[Items from a figure collection]
================

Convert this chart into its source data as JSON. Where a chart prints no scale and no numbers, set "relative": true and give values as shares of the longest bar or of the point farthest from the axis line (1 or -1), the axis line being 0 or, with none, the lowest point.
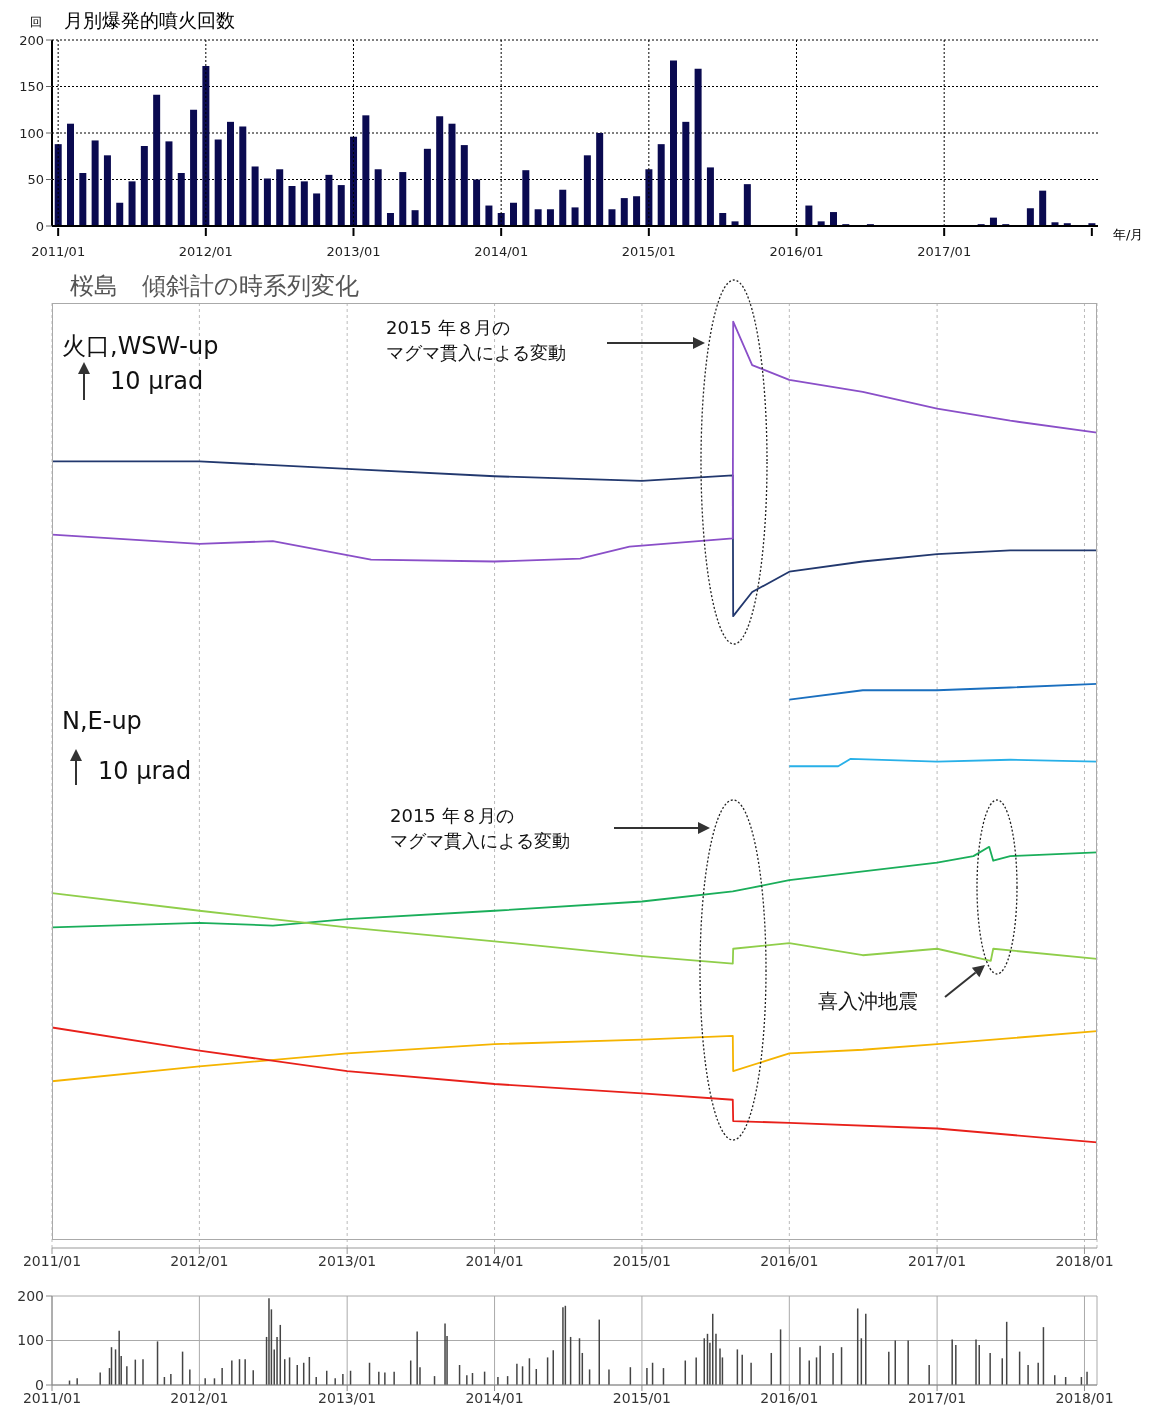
{
  "chart_data": [
    {
      "type": "bar",
      "title": "月別爆発的噴火回数",
      "ylabel": "回",
      "xlabel": "年/月",
      "categories": [
        "2011/01",
        null,
        null,
        null,
        null,
        null,
        null,
        null,
        null,
        null,
        null,
        null,
        "2012/01",
        null,
        null,
        null,
        null,
        null,
        null,
        null,
        null,
        null,
        null,
        null,
        "2013/01",
        null,
        null,
        null,
        null,
        null,
        null,
        null,
        null,
        null,
        null,
        null,
        "2014/01",
        null,
        null,
        null,
        null,
        null,
        null,
        null,
        null,
        null,
        null,
        null,
        "2015/01",
        null,
        null,
        null,
        null,
        null,
        null,
        null,
        null,
        null,
        null,
        null,
        "2016/01",
        null,
        null,
        null,
        null,
        null,
        null,
        null,
        null,
        null,
        null,
        null,
        "2017/01",
        null,
        null,
        null,
        null,
        null,
        null,
        null,
        null,
        null,
        null,
        null,
        null
      ],
      "values": [
        88,
        110,
        57,
        92,
        76,
        25,
        48,
        86,
        141,
        91,
        57,
        125,
        172,
        93,
        112,
        107,
        64,
        51,
        61,
        43,
        48,
        35,
        55,
        44,
        96,
        119,
        61,
        14,
        58,
        17,
        83,
        118,
        110,
        87,
        50,
        22,
        14,
        25,
        60,
        18,
        18,
        39,
        20,
        76,
        100,
        18,
        30,
        32,
        61,
        88,
        178,
        112,
        169,
        63,
        14,
        5,
        45,
        0,
        0,
        0,
        0,
        22,
        5,
        15,
        2,
        0,
        2,
        0,
        0,
        0,
        0,
        0,
        0,
        0,
        0,
        2,
        9,
        2,
        1,
        19,
        38,
        4,
        3,
        0,
        3
      ],
      "color": "#0a0a50",
      "ylim": [
        0,
        200
      ],
      "yticks": [
        0,
        50,
        100,
        150,
        200
      ],
      "grid": true
    },
    {
      "type": "line",
      "title": "桜島　傾斜計の時系列変化",
      "relative": true,
      "grid": "x",
      "xlim": [
        "2011-01",
        "2018-02"
      ],
      "xticks": [
        {
          "value": "2011-01",
          "label": "2011/01"
        },
        {
          "value": "2012-01",
          "label": "2012/01"
        },
        {
          "value": "2013-01",
          "label": "2013/01"
        },
        {
          "value": "2014-01",
          "label": "2014/01"
        },
        {
          "value": "2015-01",
          "label": "2015/01"
        },
        {
          "value": "2016-01",
          "label": "2016/01"
        },
        {
          "value": "2017-01",
          "label": "2017/01"
        },
        {
          "value": "2018-01",
          "label": "2018/01"
        }
      ],
      "annotations": [
        "火口,WSW-up",
        "10 μrad",
        "N,E-up",
        "10 μrad",
        "2015 年８月のマグマ貫入による変動",
        "2015 年８月のマグマ貫入による変動",
        "喜入沖地震"
      ],
      "series": [
        {
          "color": "#22386e",
          "x": [
            "2011-01",
            "2012-01",
            "2013-01",
            "2014-01",
            "2015-01",
            "2015-08-14",
            "2015-08-15",
            "2015-10",
            "2016-01",
            "2016-07",
            "2017-01",
            "2017-07",
            "2018-02"
          ],
          "values": [
            0.849,
            0.849,
            0.841,
            0.833,
            0.828,
            0.834,
            0.682,
            0.708,
            0.73,
            0.741,
            0.749,
            0.753,
            0.753
          ]
        },
        {
          "color": "#8a4fc8",
          "x": [
            "2011-01",
            "2012-01",
            "2012-07",
            "2013-03",
            "2014-01",
            "2014-08",
            "2014-12",
            "2015-08-14",
            "2015-08-15",
            "2015-10",
            "2016-01",
            "2016-07",
            "2017-01",
            "2017-07",
            "2018-02"
          ],
          "values": [
            0.77,
            0.76,
            0.763,
            0.743,
            0.741,
            0.744,
            0.757,
            0.766,
            1.0,
            0.953,
            0.937,
            0.924,
            0.906,
            0.893,
            0.88
          ]
        },
        {
          "color": "#1a6fbf",
          "x": [
            "2016-01",
            "2016-07",
            "2017-01",
            "2017-07",
            "2018-02"
          ],
          "values": [
            0.592,
            0.602,
            0.602,
            0.605,
            0.609
          ]
        },
        {
          "color": "#28b0e8",
          "x": [
            "2016-01",
            "2016-05",
            "2016-06",
            "2017-01",
            "2017-07",
            "2018-02"
          ],
          "values": [
            0.52,
            0.52,
            0.528,
            0.525,
            0.527,
            0.525
          ]
        },
        {
          "color": "#1aae5a",
          "x": [
            "2011-01",
            "2012-01",
            "2012-07",
            "2013-01",
            "2014-01",
            "2015-01",
            "2015-08-14",
            "2015-10",
            "2016-01",
            "2017-01",
            "2017-04",
            "2017-05-10",
            "2017-05-20",
            "2017-07",
            "2018-02"
          ],
          "values": [
            0.346,
            0.351,
            0.348,
            0.355,
            0.364,
            0.374,
            0.385,
            0.389,
            0.397,
            0.416,
            0.423,
            0.433,
            0.418,
            0.423,
            0.427
          ]
        },
        {
          "color": "#8fce4a",
          "x": [
            "2011-01",
            "2012-01",
            "2012-07",
            "2013-01",
            "2014-01",
            "2015-01",
            "2015-08-14",
            "2015-08-15",
            "2016-01",
            "2016-07",
            "2017-01",
            "2017-05-14",
            "2017-05-20",
            "2018-02"
          ],
          "values": [
            0.383,
            0.364,
            0.355,
            0.346,
            0.331,
            0.315,
            0.307,
            0.323,
            0.329,
            0.316,
            0.323,
            0.31,
            0.323,
            0.312
          ]
        },
        {
          "color": "#f5b400",
          "x": [
            "2011-01",
            "2012-01",
            "2013-01",
            "2014-01",
            "2015-01",
            "2015-08-14",
            "2015-08-15",
            "2016-01",
            "2016-07",
            "2017-01",
            "2018-02"
          ],
          "values": [
            0.18,
            0.196,
            0.21,
            0.22,
            0.225,
            0.229,
            0.191,
            0.21,
            0.214,
            0.22,
            0.234
          ]
        },
        {
          "color": "#e8201a",
          "x": [
            "2011-01",
            "2012-01",
            "2013-01",
            "2014-01",
            "2015-01",
            "2015-08-14",
            "2015-08-15",
            "2016-01",
            "2017-01",
            "2018-02"
          ],
          "values": [
            0.238,
            0.213,
            0.191,
            0.177,
            0.167,
            0.16,
            0.137,
            0.135,
            0.129,
            0.114
          ]
        }
      ]
    },
    {
      "type": "bar",
      "color": "#444444",
      "ylim": [
        0,
        200
      ],
      "yticks": [
        0,
        100,
        200
      ],
      "grid": true,
      "xlim": [
        "2011-01",
        "2018-02"
      ],
      "xticks": [
        {
          "value": "2011-01",
          "label": "2011/01"
        },
        {
          "value": "2012-01",
          "label": "2012/01"
        },
        {
          "value": "2013-01",
          "label": "2013/01"
        },
        {
          "value": "2014-01",
          "label": "2014/01"
        },
        {
          "value": "2015-01",
          "label": "2015/01"
        },
        {
          "value": "2016-01",
          "label": "2016/01"
        },
        {
          "value": "2017-01",
          "label": "2017/01"
        },
        {
          "value": "2018-01",
          "label": "2018/01"
        }
      ],
      "x": [
        "2011-02-14",
        "2011-03-05",
        "2011-05-01",
        "2011-05-24",
        "2011-05-29",
        "2011-06-08",
        "2011-06-17",
        "2011-06-22",
        "2011-07-06",
        "2011-07-27",
        "2011-08-15",
        "2011-09-20",
        "2011-10-07",
        "2011-10-23",
        "2011-11-21",
        "2011-12-09",
        "2012-01-16",
        "2012-02-08",
        "2012-02-27",
        "2012-03-22",
        "2012-04-10",
        "2012-04-24",
        "2012-05-14",
        "2012-06-16",
        "2012-06-22",
        "2012-06-28",
        "2012-07-05",
        "2012-07-12",
        "2012-07-20",
        "2012-07-31",
        "2012-08-12",
        "2012-08-31",
        "2012-09-16",
        "2012-09-30",
        "2012-10-17",
        "2012-11-12",
        "2012-12-03",
        "2012-12-22",
        "2013-01-10",
        "2013-02-26",
        "2013-03-21",
        "2013-04-05",
        "2013-04-28",
        "2013-06-08",
        "2013-06-24",
        "2013-07-01",
        "2013-08-06",
        "2013-09-01",
        "2013-09-06",
        "2013-10-07",
        "2013-10-25",
        "2013-11-08",
        "2013-12-08",
        "2014-01-10",
        "2014-02-03",
        "2014-02-26",
        "2014-03-12",
        "2014-03-29",
        "2014-04-15",
        "2014-05-13",
        "2014-05-27",
        "2014-06-20",
        "2014-06-26",
        "2014-07-09",
        "2014-07-31",
        "2014-08-07",
        "2014-08-25",
        "2014-09-18",
        "2014-10-12",
        "2014-12-04",
        "2015-01-14",
        "2015-01-28",
        "2015-02-24",
        "2015-04-19",
        "2015-05-16",
        "2015-06-05",
        "2015-06-13",
        "2015-06-19",
        "2015-06-26",
        "2015-07-04",
        "2015-07-14",
        "2015-07-20",
        "2015-08-26",
        "2015-09-07",
        "2015-09-29",
        "2015-11-18",
        "2015-12-11",
        "2016-01-28",
        "2016-02-20",
        "2016-03-09",
        "2016-03-18",
        "2016-04-19",
        "2016-05-10",
        "2016-06-19",
        "2016-06-28",
        "2016-07-09",
        "2016-09-04",
        "2016-09-20",
        "2016-10-22",
        "2016-12-13",
        "2017-02-08",
        "2017-02-17",
        "2017-04-08",
        "2017-04-16",
        "2017-05-13",
        "2017-06-12",
        "2017-06-23",
        "2017-07-25",
        "2017-08-15",
        "2017-09-09",
        "2017-09-22",
        "2017-10-20",
        "2017-11-16",
        "2017-12-25",
        "2018-01-08"
      ],
      "values": [
        10,
        15,
        28,
        38,
        85,
        80,
        122,
        65,
        42,
        57,
        58,
        98,
        18,
        25,
        75,
        35,
        15,
        15,
        38,
        55,
        58,
        58,
        33,
        108,
        195,
        170,
        80,
        108,
        135,
        58,
        62,
        45,
        50,
        63,
        18,
        32,
        15,
        25,
        32,
        50,
        30,
        28,
        30,
        55,
        120,
        40,
        20,
        138,
        110,
        45,
        22,
        27,
        30,
        18,
        20,
        48,
        42,
        60,
        36,
        62,
        78,
        175,
        178,
        108,
        105,
        72,
        35,
        147,
        35,
        40,
        38,
        50,
        38,
        55,
        62,
        105,
        115,
        95,
        160,
        115,
        82,
        62,
        80,
        68,
        50,
        72,
        125,
        85,
        55,
        62,
        88,
        72,
        85,
        172,
        105,
        160,
        75,
        100,
        100,
        45,
        102,
        90,
        102,
        90,
        72,
        60,
        142,
        75,
        45,
        50,
        130,
        22,
        18,
        18,
        30
      ]
    }
  ]
}
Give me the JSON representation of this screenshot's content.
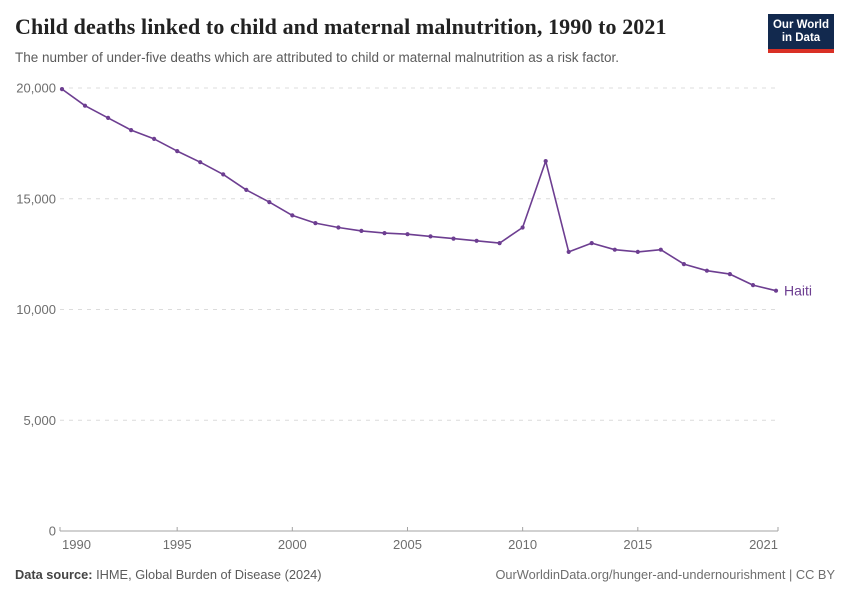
{
  "header": {
    "title": "Child deaths linked to child and maternal malnutrition, 1990 to 2021",
    "subtitle": "The number of under-five deaths which are attributed to child or maternal malnutrition as a risk factor.",
    "logo": {
      "line1": "Our World",
      "line2": "in Data"
    }
  },
  "footer": {
    "source_label": "Data source:",
    "source_text": " IHME, Global Burden of Disease (2024)",
    "credit": "OurWorldinData.org/hunger-and-undernourishment | CC BY"
  },
  "colors": {
    "line": "#6D3E91",
    "entity_label": "#6D3E91",
    "grid": "#dcdcdc",
    "axis": "#a3a3a3",
    "tick_label": "#6e6e6e",
    "logo_bg": "#12294e",
    "logo_stripe": "#d93025"
  },
  "chart_data": {
    "type": "line",
    "title": "Child deaths linked to child and maternal malnutrition, 1990 to 2021",
    "xlabel": "",
    "ylabel": "",
    "grid": "horizontal-dashed",
    "legend": "end-of-line-label",
    "ylim": [
      0,
      20000
    ],
    "yticks": [
      0,
      5000,
      10000,
      15000,
      20000
    ],
    "ytick_labels": [
      "0",
      "5,000",
      "10,000",
      "15,000",
      "20,000"
    ],
    "xticks": [
      1990,
      1995,
      2000,
      2005,
      2010,
      2015,
      2021
    ],
    "xtick_labels": [
      "1990",
      "1995",
      "2000",
      "2005",
      "2010",
      "2015",
      "2021"
    ],
    "x": [
      1990,
      1991,
      1992,
      1993,
      1994,
      1995,
      1996,
      1997,
      1998,
      1999,
      2000,
      2001,
      2002,
      2003,
      2004,
      2005,
      2006,
      2007,
      2008,
      2009,
      2010,
      2011,
      2012,
      2013,
      2014,
      2015,
      2016,
      2017,
      2018,
      2019,
      2020,
      2021
    ],
    "series": [
      {
        "name": "Haiti",
        "color": "#6D3E91",
        "values": [
          19950,
          19200,
          18650,
          18100,
          17700,
          17150,
          16650,
          16100,
          15400,
          14850,
          14250,
          13900,
          13700,
          13550,
          13450,
          13400,
          13300,
          13200,
          13100,
          13000,
          13700,
          16700,
          12600,
          13000,
          12700,
          12600,
          12700,
          12050,
          11750,
          11600,
          11100,
          10850
        ]
      }
    ]
  }
}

================

* Task to complete: Locate the lines above that hold the word "this". Show every one of them.

* Task answer:
Convert this chart into its source data as JSON. Where a chart prints no scale and no numbers, set "relative": true and give values as shares of the longest bar or of the point farthest from the axis line (1 or -1), the axis line being 0 or, with none, the lowest point.
Give me the JSON representation of this screenshot's content.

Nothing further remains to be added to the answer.